Stated exercise> Your answer should be one number: the count of lines in these entries that hold the word "Used".

___ Supplied information ___

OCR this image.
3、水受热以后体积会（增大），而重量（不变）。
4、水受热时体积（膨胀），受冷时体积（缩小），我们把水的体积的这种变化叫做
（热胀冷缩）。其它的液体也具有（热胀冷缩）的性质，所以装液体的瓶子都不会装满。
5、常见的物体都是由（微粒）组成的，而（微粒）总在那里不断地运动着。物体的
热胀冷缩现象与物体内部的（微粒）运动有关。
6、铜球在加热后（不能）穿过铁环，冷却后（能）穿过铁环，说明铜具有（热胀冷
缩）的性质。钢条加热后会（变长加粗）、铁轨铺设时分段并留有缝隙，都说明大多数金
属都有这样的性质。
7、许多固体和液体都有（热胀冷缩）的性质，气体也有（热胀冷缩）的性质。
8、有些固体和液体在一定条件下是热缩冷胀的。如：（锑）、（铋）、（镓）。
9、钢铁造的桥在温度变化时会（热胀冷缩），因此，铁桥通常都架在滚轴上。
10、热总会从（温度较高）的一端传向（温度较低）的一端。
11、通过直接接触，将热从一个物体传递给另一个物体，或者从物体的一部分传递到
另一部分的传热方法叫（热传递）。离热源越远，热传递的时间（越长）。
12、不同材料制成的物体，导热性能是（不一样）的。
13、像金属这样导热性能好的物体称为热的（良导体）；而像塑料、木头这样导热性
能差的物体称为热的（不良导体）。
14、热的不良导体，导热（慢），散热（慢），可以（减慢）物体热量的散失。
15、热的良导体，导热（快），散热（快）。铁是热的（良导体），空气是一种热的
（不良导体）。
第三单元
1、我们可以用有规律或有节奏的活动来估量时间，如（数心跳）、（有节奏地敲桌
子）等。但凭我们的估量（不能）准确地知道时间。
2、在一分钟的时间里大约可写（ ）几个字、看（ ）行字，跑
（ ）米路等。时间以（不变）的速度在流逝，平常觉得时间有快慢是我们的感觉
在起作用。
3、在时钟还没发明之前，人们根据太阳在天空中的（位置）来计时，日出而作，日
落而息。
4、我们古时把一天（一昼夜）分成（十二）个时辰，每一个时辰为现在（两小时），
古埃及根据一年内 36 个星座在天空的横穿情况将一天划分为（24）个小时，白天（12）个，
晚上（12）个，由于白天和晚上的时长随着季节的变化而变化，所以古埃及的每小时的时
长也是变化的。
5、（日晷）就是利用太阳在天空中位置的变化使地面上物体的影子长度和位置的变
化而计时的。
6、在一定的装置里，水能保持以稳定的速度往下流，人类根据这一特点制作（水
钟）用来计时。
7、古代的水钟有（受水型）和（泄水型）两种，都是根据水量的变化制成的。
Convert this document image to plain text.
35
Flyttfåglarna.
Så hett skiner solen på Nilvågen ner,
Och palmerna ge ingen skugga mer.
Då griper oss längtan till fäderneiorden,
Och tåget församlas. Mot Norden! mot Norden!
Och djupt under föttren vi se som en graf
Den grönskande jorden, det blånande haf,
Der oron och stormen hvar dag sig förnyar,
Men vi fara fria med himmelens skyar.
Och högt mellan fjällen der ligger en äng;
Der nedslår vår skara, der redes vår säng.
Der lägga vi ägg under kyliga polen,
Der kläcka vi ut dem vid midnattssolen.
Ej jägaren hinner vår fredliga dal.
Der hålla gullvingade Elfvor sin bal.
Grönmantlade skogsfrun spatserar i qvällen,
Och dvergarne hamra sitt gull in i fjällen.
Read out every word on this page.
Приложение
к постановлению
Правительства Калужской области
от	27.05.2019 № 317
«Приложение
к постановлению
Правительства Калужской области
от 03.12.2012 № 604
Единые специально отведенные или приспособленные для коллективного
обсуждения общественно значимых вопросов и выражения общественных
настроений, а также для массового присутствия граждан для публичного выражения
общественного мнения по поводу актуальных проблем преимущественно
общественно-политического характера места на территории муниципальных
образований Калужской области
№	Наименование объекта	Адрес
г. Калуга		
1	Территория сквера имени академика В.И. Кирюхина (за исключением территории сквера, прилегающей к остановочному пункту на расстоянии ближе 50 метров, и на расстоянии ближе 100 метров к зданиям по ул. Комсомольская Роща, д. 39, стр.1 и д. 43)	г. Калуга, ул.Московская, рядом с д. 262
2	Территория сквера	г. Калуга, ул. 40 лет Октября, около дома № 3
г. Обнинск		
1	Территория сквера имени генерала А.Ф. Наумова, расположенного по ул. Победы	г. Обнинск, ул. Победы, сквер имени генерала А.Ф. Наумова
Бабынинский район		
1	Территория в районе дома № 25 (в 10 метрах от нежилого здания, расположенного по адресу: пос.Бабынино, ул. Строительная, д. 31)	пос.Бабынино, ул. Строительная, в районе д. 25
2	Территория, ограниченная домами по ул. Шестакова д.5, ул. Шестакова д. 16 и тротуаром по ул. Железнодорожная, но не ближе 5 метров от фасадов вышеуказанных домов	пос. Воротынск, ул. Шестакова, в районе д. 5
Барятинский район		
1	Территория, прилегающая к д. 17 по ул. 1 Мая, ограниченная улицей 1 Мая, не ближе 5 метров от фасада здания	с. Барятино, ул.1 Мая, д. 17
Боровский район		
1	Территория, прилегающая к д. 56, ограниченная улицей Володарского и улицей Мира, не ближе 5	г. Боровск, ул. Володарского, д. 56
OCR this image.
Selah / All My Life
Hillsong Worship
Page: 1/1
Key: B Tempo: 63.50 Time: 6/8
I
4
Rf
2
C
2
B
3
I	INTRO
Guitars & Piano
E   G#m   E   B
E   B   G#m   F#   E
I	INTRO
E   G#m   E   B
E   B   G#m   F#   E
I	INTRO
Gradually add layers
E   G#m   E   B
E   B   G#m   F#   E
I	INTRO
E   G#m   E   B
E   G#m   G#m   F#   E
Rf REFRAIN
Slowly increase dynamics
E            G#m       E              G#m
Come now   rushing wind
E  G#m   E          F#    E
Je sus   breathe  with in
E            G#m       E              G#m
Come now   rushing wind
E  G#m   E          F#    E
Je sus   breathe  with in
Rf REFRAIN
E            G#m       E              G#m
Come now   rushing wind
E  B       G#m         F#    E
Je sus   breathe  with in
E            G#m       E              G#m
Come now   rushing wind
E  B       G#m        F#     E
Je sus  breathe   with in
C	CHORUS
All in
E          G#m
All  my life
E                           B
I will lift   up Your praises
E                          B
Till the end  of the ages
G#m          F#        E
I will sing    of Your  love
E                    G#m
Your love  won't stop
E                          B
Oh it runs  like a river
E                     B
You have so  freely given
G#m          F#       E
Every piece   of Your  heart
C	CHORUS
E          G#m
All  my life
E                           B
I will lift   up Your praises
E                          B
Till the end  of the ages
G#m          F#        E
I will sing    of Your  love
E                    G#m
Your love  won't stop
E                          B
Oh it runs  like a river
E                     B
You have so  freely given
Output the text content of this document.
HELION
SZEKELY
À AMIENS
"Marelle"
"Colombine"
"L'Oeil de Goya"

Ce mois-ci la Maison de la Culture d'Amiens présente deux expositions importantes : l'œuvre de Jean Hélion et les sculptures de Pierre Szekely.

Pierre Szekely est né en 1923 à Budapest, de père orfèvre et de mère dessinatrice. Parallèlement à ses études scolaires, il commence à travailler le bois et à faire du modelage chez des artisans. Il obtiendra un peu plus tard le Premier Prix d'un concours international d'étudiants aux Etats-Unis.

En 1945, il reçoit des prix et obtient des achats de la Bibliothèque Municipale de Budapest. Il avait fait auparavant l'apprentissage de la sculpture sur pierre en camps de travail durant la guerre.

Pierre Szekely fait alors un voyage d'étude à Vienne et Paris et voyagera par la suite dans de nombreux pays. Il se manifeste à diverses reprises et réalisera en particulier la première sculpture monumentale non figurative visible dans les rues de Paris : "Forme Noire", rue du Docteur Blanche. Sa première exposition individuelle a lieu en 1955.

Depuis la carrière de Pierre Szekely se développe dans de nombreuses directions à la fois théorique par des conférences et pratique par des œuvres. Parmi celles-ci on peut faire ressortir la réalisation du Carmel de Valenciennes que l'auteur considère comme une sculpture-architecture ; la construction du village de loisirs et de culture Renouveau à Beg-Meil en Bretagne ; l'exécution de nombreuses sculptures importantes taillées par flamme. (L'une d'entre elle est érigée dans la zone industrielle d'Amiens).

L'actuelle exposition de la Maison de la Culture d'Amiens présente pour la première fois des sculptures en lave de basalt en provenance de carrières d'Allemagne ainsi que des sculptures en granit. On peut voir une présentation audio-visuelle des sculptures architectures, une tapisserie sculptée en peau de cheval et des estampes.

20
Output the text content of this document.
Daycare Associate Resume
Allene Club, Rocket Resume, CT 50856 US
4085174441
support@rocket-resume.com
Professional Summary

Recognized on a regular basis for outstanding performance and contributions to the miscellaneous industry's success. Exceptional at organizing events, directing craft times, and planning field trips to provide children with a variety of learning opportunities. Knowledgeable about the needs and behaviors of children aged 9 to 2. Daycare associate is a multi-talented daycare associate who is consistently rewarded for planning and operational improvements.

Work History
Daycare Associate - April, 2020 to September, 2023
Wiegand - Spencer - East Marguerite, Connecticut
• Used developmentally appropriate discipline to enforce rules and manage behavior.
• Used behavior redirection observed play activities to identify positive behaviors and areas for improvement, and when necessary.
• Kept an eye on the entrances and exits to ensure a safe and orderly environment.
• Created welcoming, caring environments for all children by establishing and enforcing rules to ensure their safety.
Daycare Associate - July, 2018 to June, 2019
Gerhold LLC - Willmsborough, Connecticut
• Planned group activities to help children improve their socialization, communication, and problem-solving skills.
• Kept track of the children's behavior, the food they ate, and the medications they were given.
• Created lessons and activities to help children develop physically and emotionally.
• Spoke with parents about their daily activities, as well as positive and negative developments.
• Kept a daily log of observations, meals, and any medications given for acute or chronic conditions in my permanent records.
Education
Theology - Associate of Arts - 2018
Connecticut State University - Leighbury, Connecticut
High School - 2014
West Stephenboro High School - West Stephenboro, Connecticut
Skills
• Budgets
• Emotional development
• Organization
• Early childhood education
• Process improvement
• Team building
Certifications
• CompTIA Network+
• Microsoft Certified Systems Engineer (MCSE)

___

Full answer> 2